» **Direction**
Every entry that follows should be repeated exactly; drop the images.
[START]
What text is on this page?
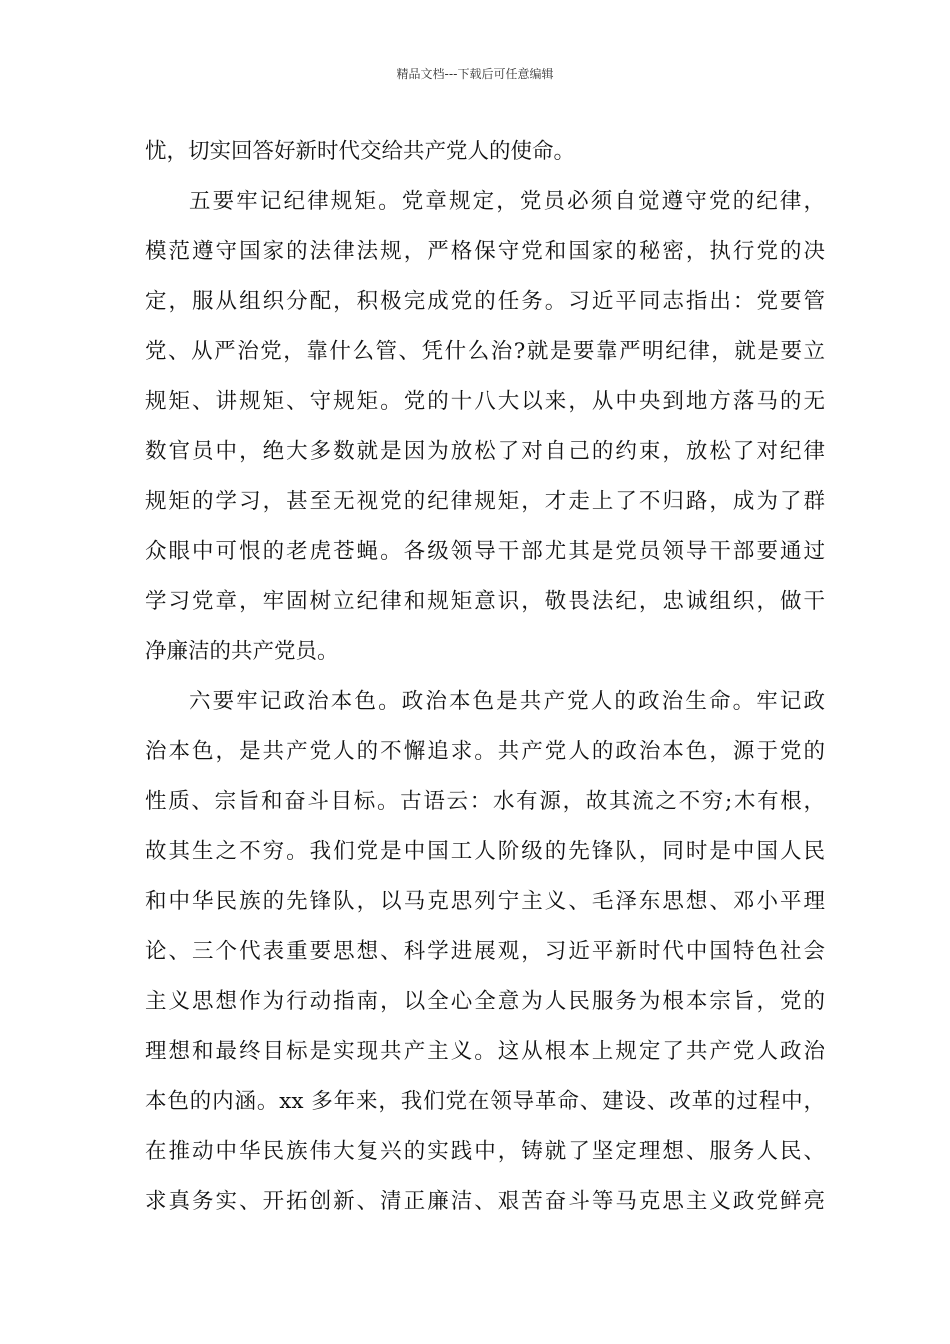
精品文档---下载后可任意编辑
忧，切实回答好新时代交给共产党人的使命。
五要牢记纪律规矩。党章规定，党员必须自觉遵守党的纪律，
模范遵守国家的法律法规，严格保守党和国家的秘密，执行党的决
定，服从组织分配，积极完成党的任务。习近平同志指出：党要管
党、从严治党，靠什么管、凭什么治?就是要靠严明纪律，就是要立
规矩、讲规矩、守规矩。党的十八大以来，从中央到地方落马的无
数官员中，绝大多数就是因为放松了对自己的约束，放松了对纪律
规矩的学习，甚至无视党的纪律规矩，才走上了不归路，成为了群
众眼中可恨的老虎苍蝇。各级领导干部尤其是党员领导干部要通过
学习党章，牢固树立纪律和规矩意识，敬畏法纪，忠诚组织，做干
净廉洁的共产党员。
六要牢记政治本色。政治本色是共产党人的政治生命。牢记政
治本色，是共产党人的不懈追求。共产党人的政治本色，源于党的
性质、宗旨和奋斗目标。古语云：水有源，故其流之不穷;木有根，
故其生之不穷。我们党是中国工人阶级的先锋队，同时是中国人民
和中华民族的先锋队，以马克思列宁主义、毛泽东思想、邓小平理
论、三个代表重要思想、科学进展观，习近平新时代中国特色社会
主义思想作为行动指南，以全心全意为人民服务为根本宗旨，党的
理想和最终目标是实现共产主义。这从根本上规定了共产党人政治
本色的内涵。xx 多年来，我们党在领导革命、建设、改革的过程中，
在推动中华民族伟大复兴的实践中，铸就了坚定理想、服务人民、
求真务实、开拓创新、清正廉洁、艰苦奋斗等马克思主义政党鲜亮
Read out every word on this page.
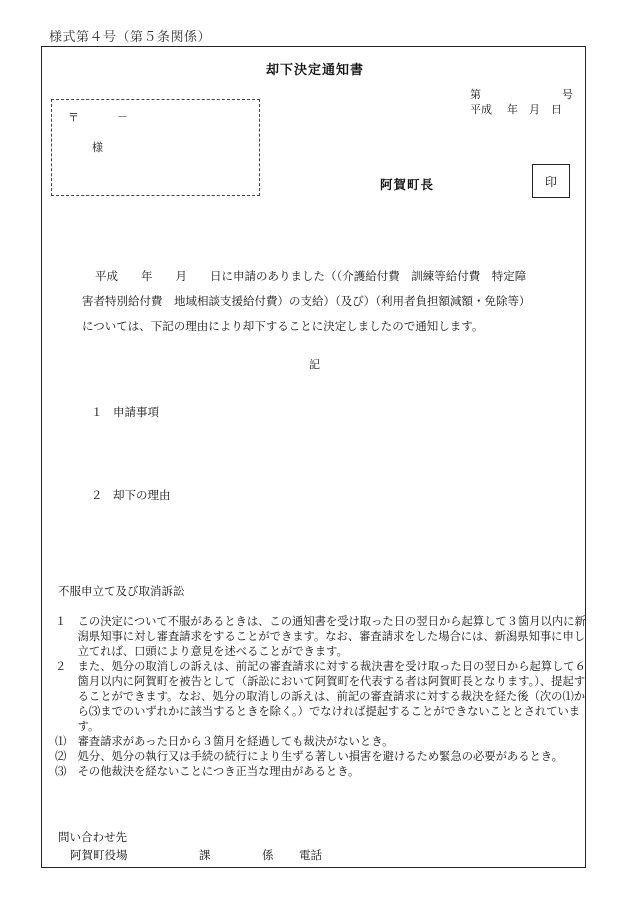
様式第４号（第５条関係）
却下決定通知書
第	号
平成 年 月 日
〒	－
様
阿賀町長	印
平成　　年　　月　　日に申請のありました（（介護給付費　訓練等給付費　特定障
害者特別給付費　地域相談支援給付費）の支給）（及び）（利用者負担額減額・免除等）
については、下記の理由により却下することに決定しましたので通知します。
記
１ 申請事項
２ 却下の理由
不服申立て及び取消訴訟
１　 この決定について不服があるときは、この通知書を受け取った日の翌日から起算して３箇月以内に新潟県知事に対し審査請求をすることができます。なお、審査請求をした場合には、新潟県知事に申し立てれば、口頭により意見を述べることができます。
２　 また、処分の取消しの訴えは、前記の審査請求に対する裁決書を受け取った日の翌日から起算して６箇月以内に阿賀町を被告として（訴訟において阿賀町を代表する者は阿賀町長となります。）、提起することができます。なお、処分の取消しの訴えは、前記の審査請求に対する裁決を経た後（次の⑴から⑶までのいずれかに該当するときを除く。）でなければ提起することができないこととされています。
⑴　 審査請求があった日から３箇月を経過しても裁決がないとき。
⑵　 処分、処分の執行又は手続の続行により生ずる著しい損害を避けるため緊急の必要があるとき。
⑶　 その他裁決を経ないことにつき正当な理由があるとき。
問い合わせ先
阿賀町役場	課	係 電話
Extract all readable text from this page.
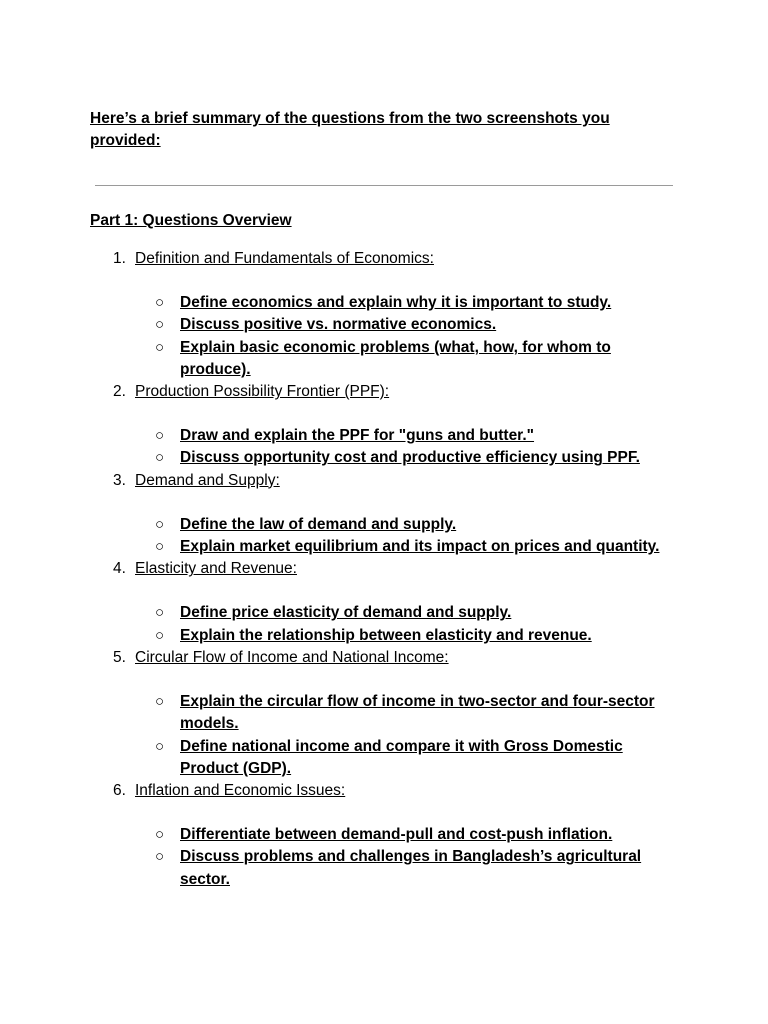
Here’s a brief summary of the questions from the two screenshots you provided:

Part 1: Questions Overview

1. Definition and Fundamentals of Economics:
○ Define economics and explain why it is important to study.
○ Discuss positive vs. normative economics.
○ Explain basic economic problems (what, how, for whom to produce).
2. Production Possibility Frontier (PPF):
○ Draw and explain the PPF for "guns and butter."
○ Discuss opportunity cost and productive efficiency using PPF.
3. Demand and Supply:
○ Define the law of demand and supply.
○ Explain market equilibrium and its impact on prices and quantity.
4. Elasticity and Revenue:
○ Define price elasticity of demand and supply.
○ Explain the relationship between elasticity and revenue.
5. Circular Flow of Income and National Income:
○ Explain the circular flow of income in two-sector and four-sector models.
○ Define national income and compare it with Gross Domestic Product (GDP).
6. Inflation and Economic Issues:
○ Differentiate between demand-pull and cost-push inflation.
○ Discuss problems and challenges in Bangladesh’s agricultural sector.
[END]
» **In response**
What text is on this page?
精品文档---下载后可任意编辑
忧，切实回答好新时代交给共产党人的使命。
五要牢记纪律规矩。党章规定，党员必须自觉遵守党的纪律，
模范遵守国家的法律法规，严格保守党和国家的秘密，执行党的决
定，服从组织分配，积极完成党的任务。习近平同志指出：党要管
党、从严治党，靠什么管、凭什么治?就是要靠严明纪律，就是要立
规矩、讲规矩、守规矩。党的十八大以来，从中央到地方落马的无
数官员中，绝大多数就是因为放松了对自己的约束，放松了对纪律
规矩的学习，甚至无视党的纪律规矩，才走上了不归路，成为了群
众眼中可恨的老虎苍蝇。各级领导干部尤其是党员领导干部要通过
学习党章，牢固树立纪律和规矩意识，敬畏法纪，忠诚组织，做干
净廉洁的共产党员。
六要牢记政治本色。政治本色是共产党人的政治生命。牢记政
治本色，是共产党人的不懈追求。共产党人的政治本色，源于党的
性质、宗旨和奋斗目标。古语云：水有源，故其流之不穷;木有根，
故其生之不穷。我们党是中国工人阶级的先锋队，同时是中国人民
和中华民族的先锋队，以马克思列宁主义、毛泽东思想、邓小平理
论、三个代表重要思想、科学进展观，习近平新时代中国特色社会
主义思想作为行动指南，以全心全意为人民服务为根本宗旨，党的
理想和最终目标是实现共产主义。这从根本上规定了共产党人政治
本色的内涵。xx 多年来，我们党在领导革命、建设、改革的过程中，
在推动中华民族伟大复兴的实践中，铸就了坚定理想、服务人民、
求真务实、开拓创新、清正廉洁、艰苦奋斗等马克思主义政党鲜亮
Read out every word on this page.
様式第４号（第５条関係）
却下決定通知書
第	号
平成 年 月 日
〒	－
様
阿賀町長	印
平成　　年　　月　　日に申請のありました（（介護給付費　訓練等給付費　特定障
害者特別給付費　地域相談支援給付費）の支給）（及び）（利用者負担額減額・免除等）
については、下記の理由により却下することに決定しましたので通知します。
記
１ 申請事項
２ 却下の理由
不服申立て及び取消訴訟
１　 この決定について不服があるときは、この通知書を受け取った日の翌日から起算して３箇月以内に新潟県知事に対し審査請求をすることができます。なお、審査請求をした場合には、新潟県知事に申し立てれば、口頭により意見を述べることができます。
２　 また、処分の取消しの訴えは、前記の審査請求に対する裁決書を受け取った日の翌日から起算して６箇月以内に阿賀町を被告として（訴訟において阿賀町を代表する者は阿賀町長となります。）、提起することができます。なお、処分の取消しの訴えは、前記の審査請求に対する裁決を経た後（次の⑴から⑶までのいずれかに該当するときを除く。）でなければ提起することができないこととされています。
⑴　 審査請求があった日から３箇月を経過しても裁決がないとき。
⑵　 処分、処分の執行又は手続の続行により生ずる著しい損害を避けるため緊急の必要があるとき。
⑶　 その他裁決を経ないことにつき正当な理由があるとき。
問い合わせ先
阿賀町役場	課	係 電話
Extract all readable text from this page.
Here’s a brief summary of the questions from the two screenshots you provided:

Part 1: Questions Overview

1. Definition and Fundamentals of Economics:
○ Define economics and explain why it is important to study.
○ Discuss positive vs. normative economics.
○ Explain basic economic problems (what, how, for whom to produce).
2. Production Possibility Frontier (PPF):
○ Draw and explain the PPF for "guns and butter."
○ Discuss opportunity cost and productive efficiency using PPF.
3. Demand and Supply:
○ Define the law of demand and supply.
○ Explain market equilibrium and its impact on prices and quantity.
4. Elasticity and Revenue:
○ Define price elasticity of demand and supply.
○ Explain the relationship between elasticity and revenue.
5. Circular Flow of Income and National Income:
○ Explain the circular flow of income in two-sector and four-sector models.
○ Define national income and compare it with Gross Domestic Product (GDP).
6. Inflation and Economic Issues:
○ Differentiate between demand-pull and cost-push inflation.
○ Discuss problems and challenges in Bangladesh’s agricultural sector.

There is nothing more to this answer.